Given text -
——————————
32The respondent also relies upon the Ontario Superior Court decision of Ponniah et al. v. Ramachandran et al 24 in support of its position that the appointment of a litigation guardian should be not pursued with the primary purpose of retroactively tolling a limitation period.25
33The onus is on the party alleging the incapacity, as no person has to prove their own capacity. In the present case, the onus is on the applicant to prove on a balance of probabilities that she was incapable during the appeal period to satisfy this first factor.
34In my view, the applicant has not done so. Despite the fact that the applicant points to her doctor’s clinical notes and records in support of her declining health from the date of denial of the NEB through the two-year limitation period, I find that the medical evidence does not establish on a balance of probabilities a mental incapacity dating back to 2015. Although I am not bound by FSCO decisions, I agree with the G.(L.) case that the test for incapacity is not simply addressed by medical observation and that capacity is a medical-legal rather than a strictly medical analysis.
35Despite numerous medical appointments with her medical practitioners for physical and mental health concerns, not one medical practitioner recommended a capacity assessment for the applicant until April 2019 and the Order of Justice McLeod appointing a litigation guardian is effective September 13, 2019 and does not mention her incapacity being applied retroactively.
36On November 6, 2015 the applicant’s doctor recommends counselling.26 No concerns were noted of the applicant possibly have a mental capacity.
37On February 4, 2016 the applicant was encouraged to attend the hospital emergency room to seek psychiatric help, however there was no mention that she may be mentally incapable nor was there a recommendation for a capacity assessment.27
38On February 11, 2016 her doctor was able to get the applicant to sign a consent form for the release of information in order for the applicant to attend at the hospital. Once again, there was no concern about her mental capacity to sign the consent form and no recommendation for a capacity assessment.28
39On February 17, 2016 the applicant was diagnosed with anxiety and depression.29
40Under Part 6 Disability Tests and Information of the Disability Certificate (OCF-3) dated June 6, 2016, Dr. Abramenko answered “No” to the question of “Can the applicant return to work on modified hours and/or duties?” Dr. Abramenko then goes not to explain that, “Patient attempted to go back to work but was unable manage work a (sic) make competent decisions.”30 It is not clear based on that statement if Dr. Abramenko meant that the applicant was unable to make competent decisions with respect to her employment that she attempted to return to or whether it was with respect to her being unable to understand and appreciate risks and consequences,31 such that she may be mentally incapable. Despite Dr. Abramenko’s comment of “competent decisions”, I note that there are no notations in the clinical notes and records of Dr. Abramenko around the same time as the OCF-3 that she recommends a capacity assessment for the applicant.
——————————
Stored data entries
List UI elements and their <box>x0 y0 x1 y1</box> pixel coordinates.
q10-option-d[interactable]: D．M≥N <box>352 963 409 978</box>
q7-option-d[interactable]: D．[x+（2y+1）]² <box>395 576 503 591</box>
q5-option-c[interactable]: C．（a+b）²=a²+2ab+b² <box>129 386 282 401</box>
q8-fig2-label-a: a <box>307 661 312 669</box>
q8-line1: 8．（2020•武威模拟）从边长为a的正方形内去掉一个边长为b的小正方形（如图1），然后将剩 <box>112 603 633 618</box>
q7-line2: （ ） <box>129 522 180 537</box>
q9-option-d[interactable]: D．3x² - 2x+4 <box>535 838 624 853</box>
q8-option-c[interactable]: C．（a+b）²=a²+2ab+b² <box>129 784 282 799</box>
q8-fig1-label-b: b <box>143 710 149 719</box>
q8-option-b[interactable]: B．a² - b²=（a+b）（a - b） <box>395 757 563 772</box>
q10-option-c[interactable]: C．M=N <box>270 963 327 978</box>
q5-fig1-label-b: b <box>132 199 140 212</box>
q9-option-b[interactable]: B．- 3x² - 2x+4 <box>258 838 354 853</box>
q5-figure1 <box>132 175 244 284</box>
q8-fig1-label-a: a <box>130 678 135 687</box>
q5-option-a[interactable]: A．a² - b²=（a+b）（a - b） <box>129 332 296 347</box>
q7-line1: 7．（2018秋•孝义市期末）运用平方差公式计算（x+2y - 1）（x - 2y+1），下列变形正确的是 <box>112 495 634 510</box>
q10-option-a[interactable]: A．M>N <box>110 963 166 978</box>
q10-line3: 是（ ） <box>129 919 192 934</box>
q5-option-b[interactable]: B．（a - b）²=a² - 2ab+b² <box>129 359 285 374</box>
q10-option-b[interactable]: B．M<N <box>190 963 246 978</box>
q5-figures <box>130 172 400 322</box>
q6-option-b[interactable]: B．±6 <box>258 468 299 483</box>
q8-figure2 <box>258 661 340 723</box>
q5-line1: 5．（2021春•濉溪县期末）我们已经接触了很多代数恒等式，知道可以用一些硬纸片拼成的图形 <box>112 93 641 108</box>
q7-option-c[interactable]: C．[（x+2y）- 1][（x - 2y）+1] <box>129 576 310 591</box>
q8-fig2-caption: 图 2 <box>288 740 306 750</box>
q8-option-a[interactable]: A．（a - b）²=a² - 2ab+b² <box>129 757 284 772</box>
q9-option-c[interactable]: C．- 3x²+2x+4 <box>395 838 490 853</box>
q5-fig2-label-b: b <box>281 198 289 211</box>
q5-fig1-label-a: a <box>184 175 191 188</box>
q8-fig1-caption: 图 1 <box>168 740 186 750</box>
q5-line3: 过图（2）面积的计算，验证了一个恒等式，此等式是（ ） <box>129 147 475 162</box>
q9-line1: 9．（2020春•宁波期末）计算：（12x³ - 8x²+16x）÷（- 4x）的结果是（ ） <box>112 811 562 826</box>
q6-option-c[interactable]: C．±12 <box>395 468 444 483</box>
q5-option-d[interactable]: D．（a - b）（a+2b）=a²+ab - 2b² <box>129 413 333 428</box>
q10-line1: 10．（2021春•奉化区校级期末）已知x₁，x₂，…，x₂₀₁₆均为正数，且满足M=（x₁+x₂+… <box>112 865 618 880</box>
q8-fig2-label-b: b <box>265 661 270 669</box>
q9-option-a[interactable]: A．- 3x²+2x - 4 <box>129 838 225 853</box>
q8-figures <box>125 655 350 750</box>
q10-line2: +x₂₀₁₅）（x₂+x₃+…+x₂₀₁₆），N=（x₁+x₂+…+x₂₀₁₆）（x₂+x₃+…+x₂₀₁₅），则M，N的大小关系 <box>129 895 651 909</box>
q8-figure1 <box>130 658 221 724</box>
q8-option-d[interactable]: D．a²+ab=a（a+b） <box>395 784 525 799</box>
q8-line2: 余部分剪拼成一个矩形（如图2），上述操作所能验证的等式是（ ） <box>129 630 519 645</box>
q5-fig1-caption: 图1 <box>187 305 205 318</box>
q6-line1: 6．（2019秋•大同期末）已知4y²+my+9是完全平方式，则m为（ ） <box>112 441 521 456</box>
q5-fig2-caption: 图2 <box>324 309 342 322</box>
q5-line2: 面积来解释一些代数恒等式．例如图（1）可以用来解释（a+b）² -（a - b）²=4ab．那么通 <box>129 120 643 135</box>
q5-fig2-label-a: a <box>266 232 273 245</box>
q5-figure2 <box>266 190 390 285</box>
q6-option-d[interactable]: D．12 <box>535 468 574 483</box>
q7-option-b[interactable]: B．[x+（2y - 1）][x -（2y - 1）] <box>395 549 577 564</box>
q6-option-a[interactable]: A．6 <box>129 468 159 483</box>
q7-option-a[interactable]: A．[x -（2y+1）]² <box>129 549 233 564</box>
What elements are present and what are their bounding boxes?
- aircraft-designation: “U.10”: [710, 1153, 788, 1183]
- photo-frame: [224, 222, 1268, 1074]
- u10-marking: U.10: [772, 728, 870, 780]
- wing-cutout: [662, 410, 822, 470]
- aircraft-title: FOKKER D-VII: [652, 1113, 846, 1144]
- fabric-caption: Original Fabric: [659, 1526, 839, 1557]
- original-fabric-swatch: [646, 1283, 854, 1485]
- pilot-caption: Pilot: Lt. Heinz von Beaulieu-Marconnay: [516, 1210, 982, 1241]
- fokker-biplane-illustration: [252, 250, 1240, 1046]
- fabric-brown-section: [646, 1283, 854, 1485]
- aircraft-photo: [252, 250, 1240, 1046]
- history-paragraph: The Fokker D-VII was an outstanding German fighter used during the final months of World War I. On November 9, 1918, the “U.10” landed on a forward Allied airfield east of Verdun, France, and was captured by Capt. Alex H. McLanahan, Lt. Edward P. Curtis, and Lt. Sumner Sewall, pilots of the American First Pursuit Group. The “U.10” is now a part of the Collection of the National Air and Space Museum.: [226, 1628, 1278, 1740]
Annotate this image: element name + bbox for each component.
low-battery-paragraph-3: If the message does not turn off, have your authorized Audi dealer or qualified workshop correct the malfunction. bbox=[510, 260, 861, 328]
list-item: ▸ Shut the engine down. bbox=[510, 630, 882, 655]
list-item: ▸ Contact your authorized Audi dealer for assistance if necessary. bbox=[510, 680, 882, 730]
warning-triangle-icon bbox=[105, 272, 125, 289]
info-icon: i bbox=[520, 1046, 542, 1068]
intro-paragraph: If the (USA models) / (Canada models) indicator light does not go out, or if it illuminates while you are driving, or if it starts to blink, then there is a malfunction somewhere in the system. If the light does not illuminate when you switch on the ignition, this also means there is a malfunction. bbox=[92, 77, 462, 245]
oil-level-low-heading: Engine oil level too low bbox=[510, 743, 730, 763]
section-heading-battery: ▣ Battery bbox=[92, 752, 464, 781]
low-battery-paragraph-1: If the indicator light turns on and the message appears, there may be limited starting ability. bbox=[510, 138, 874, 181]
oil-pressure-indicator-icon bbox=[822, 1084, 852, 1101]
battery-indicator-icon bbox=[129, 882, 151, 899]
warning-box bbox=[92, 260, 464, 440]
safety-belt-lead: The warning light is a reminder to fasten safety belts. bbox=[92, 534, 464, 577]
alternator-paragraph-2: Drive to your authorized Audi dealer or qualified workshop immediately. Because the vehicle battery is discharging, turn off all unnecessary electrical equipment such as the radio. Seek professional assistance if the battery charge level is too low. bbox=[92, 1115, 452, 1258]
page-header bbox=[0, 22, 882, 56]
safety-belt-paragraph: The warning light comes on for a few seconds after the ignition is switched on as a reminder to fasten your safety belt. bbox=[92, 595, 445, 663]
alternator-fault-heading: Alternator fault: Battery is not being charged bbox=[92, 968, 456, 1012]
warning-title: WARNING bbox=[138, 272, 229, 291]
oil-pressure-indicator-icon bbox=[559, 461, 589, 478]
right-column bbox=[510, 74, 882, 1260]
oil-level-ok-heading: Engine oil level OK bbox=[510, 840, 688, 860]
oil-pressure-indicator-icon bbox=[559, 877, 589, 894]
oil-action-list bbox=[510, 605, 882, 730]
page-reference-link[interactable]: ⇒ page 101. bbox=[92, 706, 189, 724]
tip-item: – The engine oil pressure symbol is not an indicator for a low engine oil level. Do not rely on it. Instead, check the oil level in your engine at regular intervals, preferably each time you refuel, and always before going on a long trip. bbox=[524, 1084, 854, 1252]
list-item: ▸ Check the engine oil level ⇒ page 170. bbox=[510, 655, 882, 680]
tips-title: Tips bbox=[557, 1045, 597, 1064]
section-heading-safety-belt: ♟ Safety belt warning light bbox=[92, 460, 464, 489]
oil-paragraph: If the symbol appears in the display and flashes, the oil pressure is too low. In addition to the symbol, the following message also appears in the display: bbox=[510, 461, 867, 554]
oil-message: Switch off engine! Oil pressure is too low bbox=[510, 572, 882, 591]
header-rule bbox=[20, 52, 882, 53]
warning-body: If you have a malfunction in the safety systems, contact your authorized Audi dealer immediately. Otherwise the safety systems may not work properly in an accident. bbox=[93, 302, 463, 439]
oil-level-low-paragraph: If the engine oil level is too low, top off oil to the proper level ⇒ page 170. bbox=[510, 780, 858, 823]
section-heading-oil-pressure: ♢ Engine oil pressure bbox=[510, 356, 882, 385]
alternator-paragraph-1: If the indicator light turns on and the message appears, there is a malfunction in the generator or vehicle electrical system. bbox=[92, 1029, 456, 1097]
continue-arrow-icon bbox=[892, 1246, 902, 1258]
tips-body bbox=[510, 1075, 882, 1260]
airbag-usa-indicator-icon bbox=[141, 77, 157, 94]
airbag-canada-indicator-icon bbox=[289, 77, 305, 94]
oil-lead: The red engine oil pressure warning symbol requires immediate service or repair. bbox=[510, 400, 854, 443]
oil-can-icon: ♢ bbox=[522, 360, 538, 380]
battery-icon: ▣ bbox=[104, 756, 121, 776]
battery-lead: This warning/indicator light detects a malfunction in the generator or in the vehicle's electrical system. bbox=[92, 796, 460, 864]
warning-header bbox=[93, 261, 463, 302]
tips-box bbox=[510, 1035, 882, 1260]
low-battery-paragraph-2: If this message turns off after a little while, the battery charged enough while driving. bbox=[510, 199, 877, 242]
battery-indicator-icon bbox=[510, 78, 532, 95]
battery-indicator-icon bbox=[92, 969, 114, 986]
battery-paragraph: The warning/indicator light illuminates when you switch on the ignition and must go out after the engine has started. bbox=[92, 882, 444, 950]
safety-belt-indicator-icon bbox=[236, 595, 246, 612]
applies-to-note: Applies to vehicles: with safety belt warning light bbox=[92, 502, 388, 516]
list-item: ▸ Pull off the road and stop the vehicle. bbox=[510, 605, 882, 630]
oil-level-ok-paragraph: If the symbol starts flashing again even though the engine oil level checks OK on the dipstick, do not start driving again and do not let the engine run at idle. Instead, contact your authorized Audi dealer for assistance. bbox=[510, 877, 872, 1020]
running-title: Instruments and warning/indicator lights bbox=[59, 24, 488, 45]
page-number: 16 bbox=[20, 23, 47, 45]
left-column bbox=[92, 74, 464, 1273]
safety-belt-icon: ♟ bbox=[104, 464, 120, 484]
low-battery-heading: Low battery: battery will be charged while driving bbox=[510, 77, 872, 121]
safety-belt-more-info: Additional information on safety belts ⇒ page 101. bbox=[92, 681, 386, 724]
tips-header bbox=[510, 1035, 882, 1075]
——————————
Actions to take -
a) Repeat the passage of the ruling on the applicant's capacity starting with "35Despite numerous medical" and going on through "a mental capacity.", swapping "counselling" for "therapy".
b) According to the ruling on the applicant's capacity, on what date was the applicant diagnosed with anxiety and depression?
c) Go on with the ruling on the applicant's capacity from where it stops.

Answers for this exercise -
a)
35Despite numerous medical appointments with her medical practitioners for physical and mental health concerns, not one medical practitioner recommended a capacity assessment for the applicant until April 2019 and the Order of Justice McLeod appointing a litigation guardian is effective September 13, 2019 and does not mention her incapacity being applied retroactively.
36On November 6, 2015 the applicant’s doctor recommends therapy.26 No concerns were noted of the applicant possibly have a mental capacity.

b) February 17, 2016

c)
41On July 26, 2016 the applicant met with Dr. Rioux for a psychiatry consultation where it was noted that her judgement was poor. Her cognition, however, was not formally assessed but it was found to be appropriate.32
42From July 27 to August 11, 2016 the applicant was admitted to [the Hospital] for further investigation and treatment. She was diagnosed with chronic adjustment disorder with anxiety secondary to multiple psychosocial stressors, borderline personality traits, paranoid personality traits and substance use disorder.33 Once again, there was no recommendation for a capacity assessment or that she may be mentally incapable of making and appreciating the risks and consequences of her decisions.
43Dr. Abramenko noted on August 18, 2016 that she feels the applicant has poor judgement and poor insight, however this was not the assessment of the psychiatrists at [the Hospital].34 Once again, Dr. Abramenko does not make a recommendation for a capacity assessment.
44A formal capacity assessment was not completed on the applicant until April 22, 2019 and Dr. Sarazin opines that the applicant was not competent to instruct a lawyer in relation to the settlement of any claim or an ongoing civil litigation matter from the Fall of 2015 to the Summer of 2016. 35 However, during the appeal period, I have not been persuaded that the applicant had a bona fide intention to appeal. The applicant was represented by counsel during this period of time and also visited with numerous medical practitioners and not one made a recommendation for a capacity assessment. As a result, I find that this factor is not in support of the applicant that she had a bona fide intention to appeal within the appeal period.
The length of the delay
45The length of the delay in filing the appeal application is over 35 months or approximately 3 years. It has been over 5.5 years since the denial of the NEB. The respondent submits this delay is significant.
46The applicant submits the delay is longer than some but is explainable in all the circumstances and relies upon the L.R. case wherein the limitation period was extended for an incapable person where the delay was 11 months. However, in the L.R. case the applicant was assessed to be mentally incapable within the appeal period and the applicant’s wife in L.R. who was his litigation guardian, was only his litigation guardian for a specific court action and not with respect to the Tribunal application. The delay was due to various legal proceedings and administrative reasons. I do not find those facts similar to the present case and I therefore distinguish L.R. on that basis and do not find it to be of assistance to the applicant.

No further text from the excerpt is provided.